Every entry should come back exactly as written, minus the pictures.

-- DATA RECORDS follows --

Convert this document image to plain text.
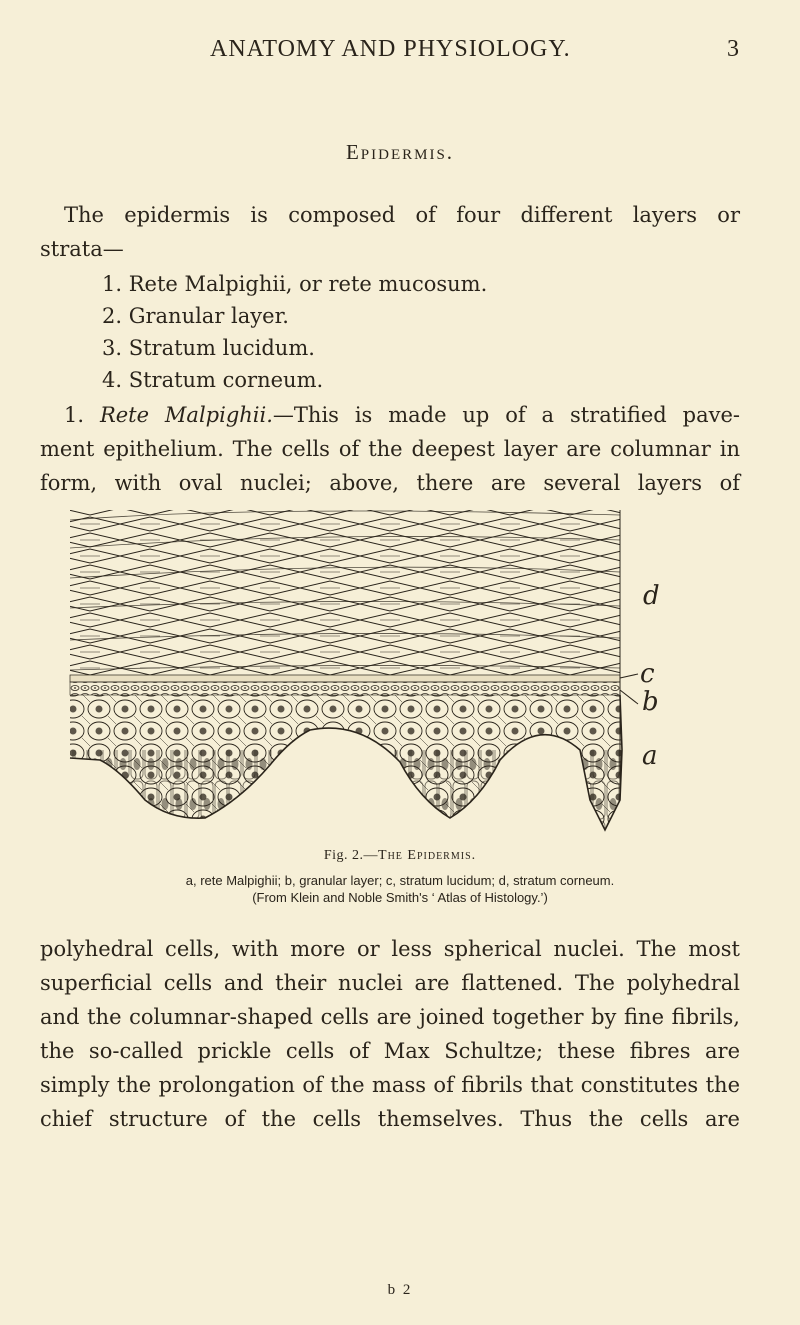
ANATOMY AND PHYSIOLOGY.	3
Epidermis.
The epidermis is composed of four different layers or
strata—
1. Rete Malpighii, or rete mucosum.
2. Granular layer.
3. Stratum lucidum.
4. Stratum corneum.
1. Rete Malpighii.—This is made up of a stratified pave-
ment epithelium. The cells of the deepest layer are columnar in form, with oval nuclei; above, there are several layers of
d
c
b
a
Fig. 2.—The Epidermis.
a, rete Malpighii; b, granular layer; c, stratum lucidum; d, stratum corneum.
(From Klein and Noble Smith's ‘ Atlas of Histology.’)
polyhedral cells, with more or less spherical nuclei. The most superficial cells and their nuclei are flattened. The polyhedral and the columnar-shaped cells are joined together by fine fibrils, the so-called prickle cells of Max Schultze; these fibres are simply the prolongation of the mass of fibrils that constitutes the chief structure of the cells themselves. Thus the cells are
b 2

-- DATA RECORDS concluded --

ANSWER SPACE —
Convert this document image to plain text.
ANATOMY AND PHYSIOLOGY.	3
Epidermis.
The epidermis is composed of four different layers or
strata—
1. Rete Malpighii, or rete mucosum.
2. Granular layer.
3. Stratum lucidum.
4. Stratum corneum.
1. Rete Malpighii.—This is made up of a stratified pave-
ment epithelium. The cells of the deepest layer are columnar in form, with oval nuclei; above, there are several layers of
d
c
b
a
Fig. 2.—The Epidermis.
a, rete Malpighii; b, granular layer; c, stratum lucidum; d, stratum corneum.
(From Klein and Noble Smith's ‘ Atlas of Histology.’)
polyhedral cells, with more or less spherical nuclei. The most superficial cells and their nuclei are flattened. The polyhedral and the columnar-shaped cells are joined together by fine fibrils, the so-called prickle cells of Max Schultze; these fibres are simply the prolongation of the mass of fibrils that constitutes the chief structure of the cells themselves. Thus the cells are
b 2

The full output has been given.